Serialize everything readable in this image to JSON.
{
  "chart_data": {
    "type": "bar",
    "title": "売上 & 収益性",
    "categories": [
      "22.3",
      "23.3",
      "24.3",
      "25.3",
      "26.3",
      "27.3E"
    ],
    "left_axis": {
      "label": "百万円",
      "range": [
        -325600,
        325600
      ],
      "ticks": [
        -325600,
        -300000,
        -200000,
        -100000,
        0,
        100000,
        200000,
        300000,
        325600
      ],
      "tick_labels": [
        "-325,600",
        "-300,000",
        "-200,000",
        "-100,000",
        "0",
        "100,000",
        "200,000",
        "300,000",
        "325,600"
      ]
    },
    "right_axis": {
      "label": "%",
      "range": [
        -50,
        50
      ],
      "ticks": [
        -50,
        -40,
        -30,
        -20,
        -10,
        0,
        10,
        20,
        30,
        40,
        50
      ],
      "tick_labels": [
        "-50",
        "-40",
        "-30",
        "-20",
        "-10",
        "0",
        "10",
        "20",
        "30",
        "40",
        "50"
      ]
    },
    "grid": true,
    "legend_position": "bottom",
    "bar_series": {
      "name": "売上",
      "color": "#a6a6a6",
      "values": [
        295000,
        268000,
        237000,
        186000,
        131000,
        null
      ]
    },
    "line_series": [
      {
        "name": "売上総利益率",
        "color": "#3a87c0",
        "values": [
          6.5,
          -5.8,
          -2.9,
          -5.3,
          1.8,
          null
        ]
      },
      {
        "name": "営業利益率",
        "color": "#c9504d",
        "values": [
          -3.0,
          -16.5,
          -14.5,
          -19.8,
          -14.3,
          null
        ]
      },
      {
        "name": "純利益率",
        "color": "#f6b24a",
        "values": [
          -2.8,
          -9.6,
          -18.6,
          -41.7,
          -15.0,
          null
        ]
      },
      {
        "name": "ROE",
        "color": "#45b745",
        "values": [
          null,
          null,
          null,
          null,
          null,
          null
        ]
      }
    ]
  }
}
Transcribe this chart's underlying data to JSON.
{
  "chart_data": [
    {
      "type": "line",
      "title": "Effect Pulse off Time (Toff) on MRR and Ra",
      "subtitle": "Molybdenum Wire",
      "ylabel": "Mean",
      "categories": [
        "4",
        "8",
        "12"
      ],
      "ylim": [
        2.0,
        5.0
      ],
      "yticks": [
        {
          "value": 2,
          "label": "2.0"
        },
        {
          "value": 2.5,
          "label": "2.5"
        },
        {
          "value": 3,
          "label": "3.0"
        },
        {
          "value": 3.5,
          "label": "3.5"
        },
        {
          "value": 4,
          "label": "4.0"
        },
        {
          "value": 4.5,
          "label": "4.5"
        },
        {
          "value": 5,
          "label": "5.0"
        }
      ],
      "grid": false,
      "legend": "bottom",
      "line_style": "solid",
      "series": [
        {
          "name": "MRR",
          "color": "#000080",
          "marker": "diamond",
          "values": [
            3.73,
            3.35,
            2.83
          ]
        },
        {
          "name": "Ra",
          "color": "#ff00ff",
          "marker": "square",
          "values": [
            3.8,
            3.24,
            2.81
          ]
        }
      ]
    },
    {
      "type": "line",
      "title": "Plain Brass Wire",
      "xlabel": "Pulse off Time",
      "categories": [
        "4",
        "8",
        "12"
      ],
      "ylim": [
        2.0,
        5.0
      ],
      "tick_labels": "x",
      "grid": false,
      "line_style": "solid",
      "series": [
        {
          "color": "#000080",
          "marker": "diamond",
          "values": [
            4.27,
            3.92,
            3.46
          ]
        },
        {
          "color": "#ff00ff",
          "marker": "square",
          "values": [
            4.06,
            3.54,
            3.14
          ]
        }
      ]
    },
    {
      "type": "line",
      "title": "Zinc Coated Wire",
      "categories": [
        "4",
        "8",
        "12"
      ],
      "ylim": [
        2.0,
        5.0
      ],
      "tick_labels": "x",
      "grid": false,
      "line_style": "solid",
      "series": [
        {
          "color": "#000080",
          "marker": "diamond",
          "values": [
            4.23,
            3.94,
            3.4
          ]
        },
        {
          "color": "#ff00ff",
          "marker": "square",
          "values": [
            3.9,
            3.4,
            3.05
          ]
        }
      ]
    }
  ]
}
==
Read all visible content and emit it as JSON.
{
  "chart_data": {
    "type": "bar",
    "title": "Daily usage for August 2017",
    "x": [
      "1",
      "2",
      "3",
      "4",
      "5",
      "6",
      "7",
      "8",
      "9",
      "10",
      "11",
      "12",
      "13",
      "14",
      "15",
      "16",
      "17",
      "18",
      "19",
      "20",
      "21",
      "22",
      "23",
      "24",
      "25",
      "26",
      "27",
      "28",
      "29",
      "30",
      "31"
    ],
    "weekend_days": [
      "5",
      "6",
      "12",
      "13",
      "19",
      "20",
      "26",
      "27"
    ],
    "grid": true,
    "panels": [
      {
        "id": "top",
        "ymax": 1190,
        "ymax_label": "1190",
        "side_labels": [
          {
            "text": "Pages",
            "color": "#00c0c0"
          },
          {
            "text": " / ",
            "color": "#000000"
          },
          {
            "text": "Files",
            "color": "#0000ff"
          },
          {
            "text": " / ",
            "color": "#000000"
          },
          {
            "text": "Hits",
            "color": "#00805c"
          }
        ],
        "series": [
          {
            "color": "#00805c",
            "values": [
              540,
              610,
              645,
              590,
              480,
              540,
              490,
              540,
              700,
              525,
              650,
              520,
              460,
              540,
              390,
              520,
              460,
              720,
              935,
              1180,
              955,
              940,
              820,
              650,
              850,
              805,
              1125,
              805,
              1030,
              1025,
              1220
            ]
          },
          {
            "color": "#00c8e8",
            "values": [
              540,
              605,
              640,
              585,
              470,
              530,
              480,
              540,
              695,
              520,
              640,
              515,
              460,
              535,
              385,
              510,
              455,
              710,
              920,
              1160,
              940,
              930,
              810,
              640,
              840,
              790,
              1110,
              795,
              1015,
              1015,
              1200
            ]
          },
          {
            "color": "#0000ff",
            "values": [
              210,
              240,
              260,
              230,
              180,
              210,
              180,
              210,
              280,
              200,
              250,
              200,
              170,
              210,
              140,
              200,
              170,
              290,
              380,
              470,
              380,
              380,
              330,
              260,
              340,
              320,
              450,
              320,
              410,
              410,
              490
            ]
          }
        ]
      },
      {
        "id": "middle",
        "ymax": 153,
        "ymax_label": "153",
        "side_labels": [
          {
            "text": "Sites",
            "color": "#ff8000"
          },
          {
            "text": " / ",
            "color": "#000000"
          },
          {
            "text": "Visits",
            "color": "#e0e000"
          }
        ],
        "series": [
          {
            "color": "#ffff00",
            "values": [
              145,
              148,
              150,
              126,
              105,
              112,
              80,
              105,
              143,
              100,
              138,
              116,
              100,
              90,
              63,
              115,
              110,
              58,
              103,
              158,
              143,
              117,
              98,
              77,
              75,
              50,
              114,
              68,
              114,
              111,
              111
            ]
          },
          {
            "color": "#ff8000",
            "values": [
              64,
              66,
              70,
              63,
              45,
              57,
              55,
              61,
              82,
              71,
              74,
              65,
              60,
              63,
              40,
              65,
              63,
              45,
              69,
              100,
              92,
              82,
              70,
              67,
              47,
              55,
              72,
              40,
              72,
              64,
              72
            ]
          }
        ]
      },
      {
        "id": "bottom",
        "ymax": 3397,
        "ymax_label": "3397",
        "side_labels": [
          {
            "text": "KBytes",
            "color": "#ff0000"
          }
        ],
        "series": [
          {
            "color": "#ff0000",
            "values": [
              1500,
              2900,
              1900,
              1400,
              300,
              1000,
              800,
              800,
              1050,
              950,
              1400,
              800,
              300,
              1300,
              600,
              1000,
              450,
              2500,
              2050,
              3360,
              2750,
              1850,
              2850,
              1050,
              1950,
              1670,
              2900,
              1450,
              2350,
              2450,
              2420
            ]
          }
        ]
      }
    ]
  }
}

- _WRITTEN REQUEST_
Reproduce each line of the material containing the word "name".

- _RESPONSE TO THE EXERCISE_
      "name": "売上",
        "name": "売上総利益率",
        "name": "営業利益率",
        "name": "純利益率",
        "name": "ROE",
          "name": "MRR",
          "name": "Ra",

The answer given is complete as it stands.